** ПРЕДЛОЖЕННЫЙ ОТРЫВОК **
□ □ □ □ □

Отдав должное этим великолепным участникам сериала и раскланявшись с ними, я должен обратиться к тому, что было для меня истинным чудом, — к Роуэну Аткинсону, исполнявшему роль Эдмунда. Я наблюдал за ним на репетициях и ощущал ошеломленное обожание, от которого у меня отвисала челюсть. Никогда еще я не подходил так близко к столь необычайному комическому таланту. Я видел его на сцене Эдинбурга и хохотал до того, что едва не описался, он безумно нравился мне в «Недевятичасовых новостях», я знал его как слегка пугающего персонажа первого сезона, однако Эдмунд из «Черной Гадюки II» стал для меня откровением. Учтивость, саркастичность, способность управлять голосом, минимализм и физическая сдержанность не были качествами того Роуэна, какого я видел прежде. Его Эдмунд оказался сексуальным, самоуверенным, игривым, динамичным, галантным, soigné и харизматичным.
Роуэн, как хорошо известно, человек замкнутый и непритязательный. Перед тем как получить степень магистра в оксфордском «Куинз-колледже», он учился на инженера-электрика в Ньюкастле и навсегда сохранил в себе нечто от спокойного, прилежного ученого. Несколько лет спустя я, произнося в роли шафера речь на его свадьбе, попытался объяснить, что он собой представляет. Создается впечатление, сказал я, что Всемогущий вдруг обнаружил: у него оказался не израсходованным десятилетний запас комических талантов — запас, который он просто забыл распределить, в чем и состояло Его Божественное обыкновение, более-менее поровну среди населения Земли. И он решил шутки ради отдать все это добро самому неподходящему для него носителю, какого удастся найти. Господь взглянул с небес на северо-восток Англии, увидел застенчивого, усердного молодого человека, гуляющего по улицам Джесмонда, размышляя о тракторах и транзисторах, и набил его доверху этим запасом таланта. Всемогущий не дал ему обычной для шоу-бизнеса жажды славы, лести, восторженного хохота — просто колоссальную партию таланта, и все. Я и теперь иногда просыпаюсь среди ночи и со стыдом думаю, что плохо выразил эту мысль, что вложил в мою речь меньше любви и обожания, чем мог бы, что не сказал ничего о мастерстве, усердии, преданности делу и сознательном применении своего дарования, которые и обратили Роуэна в того по-настоящему великого комика, каким мы его знаем. А помимо всего этого, он — восхитительный, добрый, милейший и очень умный человек, личные качества которого ни в чем не уступают его одаренности комедианта.
Когда появился, чтобы отрепетировать свой эпизод, Рик Мейолл, меня изумил контраст между его и Роуэна стилями. Я словно увидел две висящие рядом картины, Вермеера и Ван Гога, — одну наполняют изящные детали, написанные тончайшими, почти невидимыми касаниями кисти, другая выглядит буйством густых мазков. Две совершенно разные эстетики, каждая из которых блестяща до невероятия. Глядя на Рика, вы видите персонажа, выросшего из личности исполнителя. Пылкое Сердце был подчеркнутой, доведенной до крайности версией самого Рика. В случае Роуэна казалось, что его Черная Гадюка возник, словно по волшебству, из ниоткуда. Или вырос из Роуэна, как добавочная рука либо нога. Я способен испытывать зависть и негодование точно так же, как любой другой человек, однако, когда ты находишься бок о бок с двумя людьми, обладающими талантами, подняться до уровня коих тебе, и ты это знаешь, нечего и мечтать, возможность откинуться на спинку стула и просто следить за ними, как полными слез глазами следит за возлюбленной рок-звездой отроковица, — это великое облегчение.

□ □ □ □ □

** ИМЕЮЩИЕСЯ ДАННЫЕ **

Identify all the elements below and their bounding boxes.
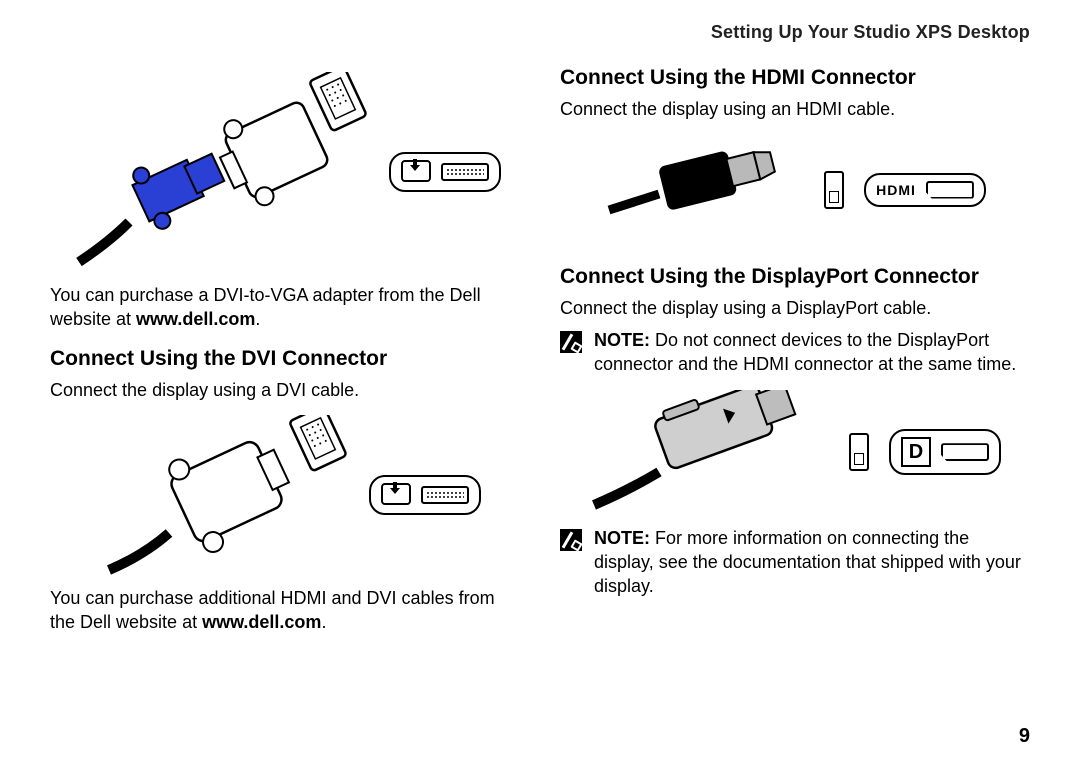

□ □ □ □ □

** ПОСТАВЛЕННАЯ ЗАДАЧА 1 **
Выпишите из отрывка о Роуэне Аткинсоне текст от слов «Отдав должное этим» до слов «soigné и харизматичным.» включительно.
** ПОСТАВЛЕННАЯ ЗАДАЧА 2 **
Для каждого утверждения определите, соответствует ли оно отрывку о Роуэне Аткинсоне. Ответьте «да» или «нет» и приведите точную цитату из отрывка, на которой основан ответ.
(a) Роуэн учился на инженера-электрика в Ньюкастле.
(b) На свадьбе Роуэна рассказчик выступал с речью шафера.
(c) Пылкое Сердце был преувеличенной версией самого Роуэна.
** ПОСТАВЛЕННАЯ ЗАДАЧА 3 **
Перечислите все определения, которыми отрывок о Роуэне Аткинсоне характеризует Эдмунда в предложении, начинающемся словами «Его Эдмунд оказался».
Данные здесь не понадобятся.

** ПИСЬМЕННЫЙ ОТВЕТ 1 **
Отдав должное этим великолепным участникам сериала и раскланявшись с ними, я должен обратиться к тому, что было для меня истинным чудом, — к Роуэну Аткинсону, исполнявшему роль Эдмунда. Я наблюдал за ним на репетициях и ощущал ошеломленное обожание, от которого у меня отвисала челюсть. Никогда еще я не подходил так близко к столь необычайному комическому таланту. Я видел его на сцене Эдинбурга и хохотал до того, что едва не описался, он безумно нравился мне в «Недевятичасовых новостях», я знал его как слегка пугающего персонажа первого сезона, однако Эдмунд из «Черной Гадюки II» стал для меня откровением. Учтивость, саркастичность, способность управлять голосом, минимализм и физическая сдержанность не были качествами того Роуэна, какого я видел прежде. Его Эдмунд оказался сексуальным, самоуверенным, игривым, динамичным, галантным, soigné и харизматичным.

** ПИСЬМЕННЫЙ ОТВЕТ 2 **
(a) Да: «он учился на инженера-электрика в Ньюкастле».
(b) Да: «я, произнося в роли шафера речь на его свадьбе».
(c) Нет: «Пылкое Сердце был подчеркнутой, доведенной до крайности версией самого Рика».

** ПИСЬМЕННЫЙ ОТВЕТ 3 **
сексуальный, самоуверенный, игривый, динамичный, галантный, soigné, харизматичный